Collected data entries>
##############################

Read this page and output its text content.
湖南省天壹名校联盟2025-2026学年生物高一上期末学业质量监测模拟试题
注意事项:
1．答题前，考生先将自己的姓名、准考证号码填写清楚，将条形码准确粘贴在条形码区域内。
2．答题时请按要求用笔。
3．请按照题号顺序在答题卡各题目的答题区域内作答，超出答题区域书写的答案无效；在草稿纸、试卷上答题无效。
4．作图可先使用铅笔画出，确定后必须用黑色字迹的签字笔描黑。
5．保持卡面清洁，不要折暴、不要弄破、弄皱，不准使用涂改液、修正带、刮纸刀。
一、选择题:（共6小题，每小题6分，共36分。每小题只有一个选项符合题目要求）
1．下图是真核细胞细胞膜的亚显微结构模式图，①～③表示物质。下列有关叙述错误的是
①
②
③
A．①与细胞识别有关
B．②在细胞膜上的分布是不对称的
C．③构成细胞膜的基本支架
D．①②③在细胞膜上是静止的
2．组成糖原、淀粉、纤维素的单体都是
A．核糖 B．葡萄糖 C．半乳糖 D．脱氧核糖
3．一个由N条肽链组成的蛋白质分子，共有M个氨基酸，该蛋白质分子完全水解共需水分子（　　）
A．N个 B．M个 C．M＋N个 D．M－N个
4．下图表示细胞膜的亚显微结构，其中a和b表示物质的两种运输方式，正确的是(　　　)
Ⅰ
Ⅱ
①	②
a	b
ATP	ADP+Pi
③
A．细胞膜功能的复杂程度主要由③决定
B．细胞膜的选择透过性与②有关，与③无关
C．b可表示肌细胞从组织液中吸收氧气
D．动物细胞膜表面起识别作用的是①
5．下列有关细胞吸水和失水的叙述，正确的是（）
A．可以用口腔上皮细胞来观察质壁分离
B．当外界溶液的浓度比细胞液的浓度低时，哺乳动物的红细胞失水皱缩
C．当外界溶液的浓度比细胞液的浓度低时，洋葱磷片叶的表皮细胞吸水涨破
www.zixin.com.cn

##############################

Task brief> Show the data once more, exactly as it was written.

Exercise response>
Read this page and output its text content.
湖南省天壹名校联盟2025-2026学年生物高一上期末学业质量监测模拟试题
注意事项:
1．答题前，考生先将自己的姓名、准考证号码填写清楚，将条形码准确粘贴在条形码区域内。
2．答题时请按要求用笔。
3．请按照题号顺序在答题卡各题目的答题区域内作答，超出答题区域书写的答案无效；在草稿纸、试卷上答题无效。
4．作图可先使用铅笔画出，确定后必须用黑色字迹的签字笔描黑。
5．保持卡面清洁，不要折暴、不要弄破、弄皱，不准使用涂改液、修正带、刮纸刀。
一、选择题:（共6小题，每小题6分，共36分。每小题只有一个选项符合题目要求）
1．下图是真核细胞细胞膜的亚显微结构模式图，①～③表示物质。下列有关叙述错误的是
①
②
③
A．①与细胞识别有关
B．②在细胞膜上的分布是不对称的
C．③构成细胞膜的基本支架
D．①②③在细胞膜上是静止的
2．组成糖原、淀粉、纤维素的单体都是
A．核糖 B．葡萄糖 C．半乳糖 D．脱氧核糖
3．一个由N条肽链组成的蛋白质分子，共有M个氨基酸，该蛋白质分子完全水解共需水分子（　　）
A．N个 B．M个 C．M＋N个 D．M－N个
4．下图表示细胞膜的亚显微结构，其中a和b表示物质的两种运输方式，正确的是(　　　)
Ⅰ
Ⅱ
①	②
a	b
ATP	ADP+Pi
③
A．细胞膜功能的复杂程度主要由③决定
B．细胞膜的选择透过性与②有关，与③无关
C．b可表示肌细胞从组织液中吸收氧气
D．动物细胞膜表面起识别作用的是①
5．下列有关细胞吸水和失水的叙述，正确的是（）
A．可以用口腔上皮细胞来观察质壁分离
B．当外界溶液的浓度比细胞液的浓度低时，哺乳动物的红细胞失水皱缩
C．当外界溶液的浓度比细胞液的浓度低时，洋葱磷片叶的表皮细胞吸水涨破
www.zixin.com.cn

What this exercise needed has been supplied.